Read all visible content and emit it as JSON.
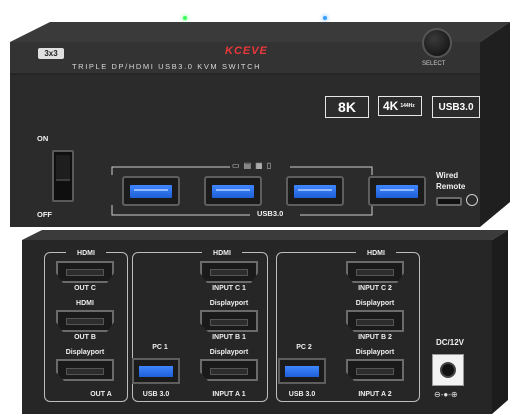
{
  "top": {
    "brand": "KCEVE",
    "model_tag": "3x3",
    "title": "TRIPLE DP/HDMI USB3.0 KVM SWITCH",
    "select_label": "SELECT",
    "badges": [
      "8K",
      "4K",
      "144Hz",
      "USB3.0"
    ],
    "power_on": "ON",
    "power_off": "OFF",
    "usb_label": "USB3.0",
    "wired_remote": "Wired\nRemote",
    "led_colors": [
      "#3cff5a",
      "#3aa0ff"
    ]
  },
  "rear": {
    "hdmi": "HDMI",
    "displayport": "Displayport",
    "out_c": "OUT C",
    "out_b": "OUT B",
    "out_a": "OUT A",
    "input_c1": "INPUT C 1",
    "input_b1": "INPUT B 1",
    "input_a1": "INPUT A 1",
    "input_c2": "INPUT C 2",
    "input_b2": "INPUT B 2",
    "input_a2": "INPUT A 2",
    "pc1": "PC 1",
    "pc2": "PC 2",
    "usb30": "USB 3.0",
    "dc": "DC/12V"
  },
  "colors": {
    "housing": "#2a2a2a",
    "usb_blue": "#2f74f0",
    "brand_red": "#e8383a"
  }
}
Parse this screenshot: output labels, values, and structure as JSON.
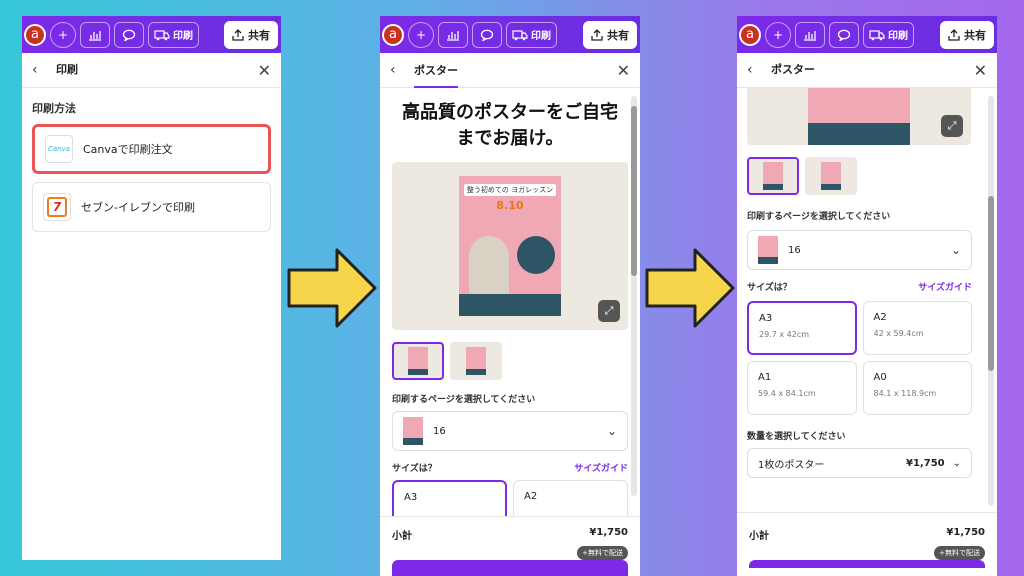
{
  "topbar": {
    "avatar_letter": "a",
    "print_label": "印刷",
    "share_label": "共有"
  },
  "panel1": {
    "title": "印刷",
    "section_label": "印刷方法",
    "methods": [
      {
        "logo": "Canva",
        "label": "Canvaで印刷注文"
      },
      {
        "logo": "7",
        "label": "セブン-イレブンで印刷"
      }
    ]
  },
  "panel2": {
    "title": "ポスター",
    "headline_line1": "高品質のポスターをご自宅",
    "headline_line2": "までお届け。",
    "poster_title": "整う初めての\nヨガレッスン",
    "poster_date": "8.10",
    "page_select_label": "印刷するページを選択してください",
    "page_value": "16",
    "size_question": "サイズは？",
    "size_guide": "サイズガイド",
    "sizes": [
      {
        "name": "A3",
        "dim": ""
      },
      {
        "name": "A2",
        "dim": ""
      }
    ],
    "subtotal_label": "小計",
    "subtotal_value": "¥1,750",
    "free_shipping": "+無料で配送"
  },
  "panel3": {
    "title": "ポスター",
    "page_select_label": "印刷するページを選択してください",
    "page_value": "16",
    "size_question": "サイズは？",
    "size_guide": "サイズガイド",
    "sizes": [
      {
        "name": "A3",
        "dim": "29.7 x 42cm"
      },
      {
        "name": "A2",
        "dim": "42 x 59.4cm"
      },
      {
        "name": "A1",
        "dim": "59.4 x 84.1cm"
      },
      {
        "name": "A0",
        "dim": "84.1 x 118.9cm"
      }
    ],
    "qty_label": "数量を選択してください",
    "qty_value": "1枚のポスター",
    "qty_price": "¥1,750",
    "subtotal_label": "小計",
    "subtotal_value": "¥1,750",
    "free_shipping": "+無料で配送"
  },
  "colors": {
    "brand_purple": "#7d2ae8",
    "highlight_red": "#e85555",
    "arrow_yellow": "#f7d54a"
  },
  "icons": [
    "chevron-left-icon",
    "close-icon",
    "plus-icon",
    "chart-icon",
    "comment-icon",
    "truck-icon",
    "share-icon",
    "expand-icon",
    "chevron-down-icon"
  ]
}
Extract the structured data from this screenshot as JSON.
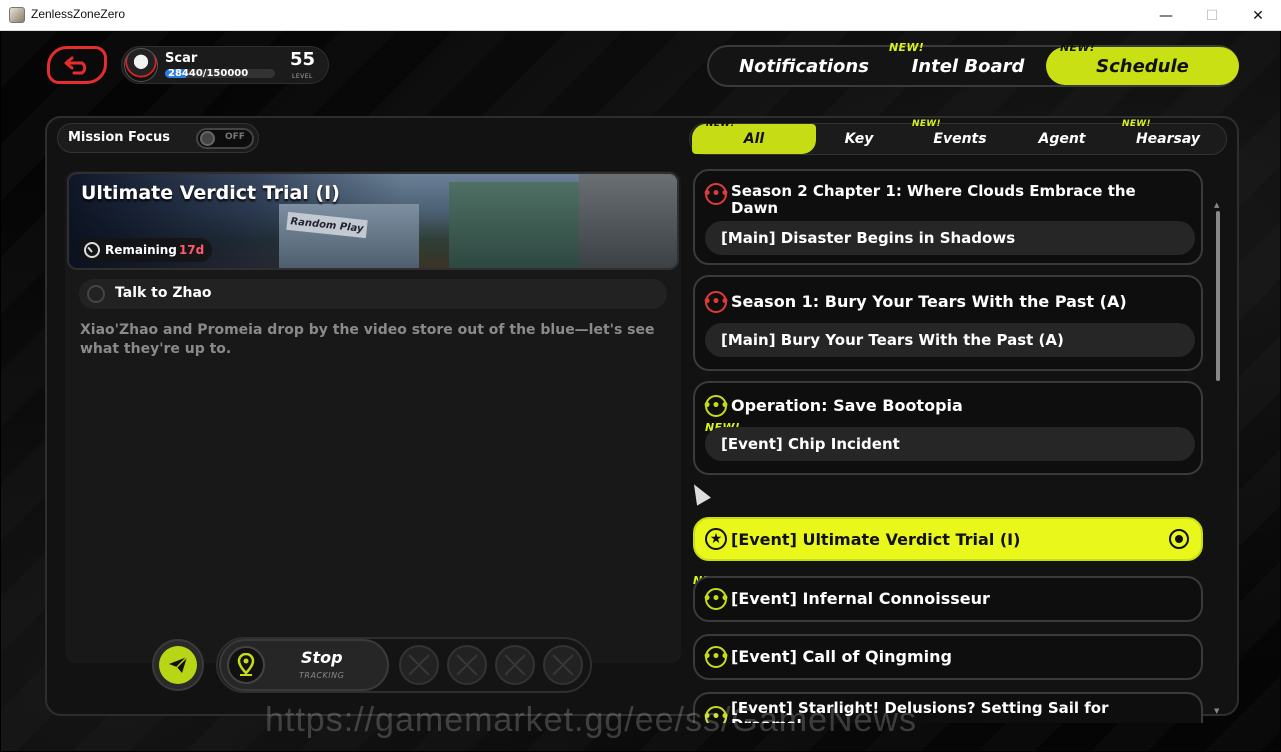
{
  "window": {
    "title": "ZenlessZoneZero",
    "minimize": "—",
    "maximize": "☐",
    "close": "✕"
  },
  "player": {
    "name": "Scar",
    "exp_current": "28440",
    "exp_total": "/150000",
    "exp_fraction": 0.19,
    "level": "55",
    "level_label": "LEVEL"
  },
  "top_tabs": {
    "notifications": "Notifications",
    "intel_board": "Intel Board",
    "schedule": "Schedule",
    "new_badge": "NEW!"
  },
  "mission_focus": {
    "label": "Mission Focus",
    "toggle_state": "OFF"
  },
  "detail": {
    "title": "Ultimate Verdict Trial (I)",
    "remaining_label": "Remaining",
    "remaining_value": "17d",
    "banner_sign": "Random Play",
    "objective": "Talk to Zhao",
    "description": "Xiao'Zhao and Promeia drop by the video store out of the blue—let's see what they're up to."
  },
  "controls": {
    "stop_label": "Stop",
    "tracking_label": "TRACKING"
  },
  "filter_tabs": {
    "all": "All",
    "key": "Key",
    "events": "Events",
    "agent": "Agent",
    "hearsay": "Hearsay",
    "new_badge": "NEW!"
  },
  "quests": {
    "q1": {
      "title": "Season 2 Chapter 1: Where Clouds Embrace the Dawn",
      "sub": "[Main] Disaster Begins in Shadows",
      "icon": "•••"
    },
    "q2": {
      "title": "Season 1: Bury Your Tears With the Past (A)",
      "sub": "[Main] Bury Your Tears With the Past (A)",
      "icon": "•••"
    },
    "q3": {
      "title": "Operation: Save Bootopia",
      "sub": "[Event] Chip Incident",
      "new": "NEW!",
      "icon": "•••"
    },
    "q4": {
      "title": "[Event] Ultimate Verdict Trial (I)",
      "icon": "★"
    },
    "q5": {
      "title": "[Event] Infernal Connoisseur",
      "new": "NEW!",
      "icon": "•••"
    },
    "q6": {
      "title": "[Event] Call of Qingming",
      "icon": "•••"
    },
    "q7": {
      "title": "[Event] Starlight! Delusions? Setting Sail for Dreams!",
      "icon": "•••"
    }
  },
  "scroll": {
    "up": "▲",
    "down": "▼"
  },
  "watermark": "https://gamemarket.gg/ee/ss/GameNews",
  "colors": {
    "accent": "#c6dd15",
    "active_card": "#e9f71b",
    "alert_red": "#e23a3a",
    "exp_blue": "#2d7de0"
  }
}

┄┄┄┄┄┄

Set task: From the listing, copy every line where the string "Zhao" appears.

Full output:
    "objective": "Talk to Zhao",
    "description": "Xiao'Zhao and Promeia drop by the video store out of the blue—let's see what they're up to."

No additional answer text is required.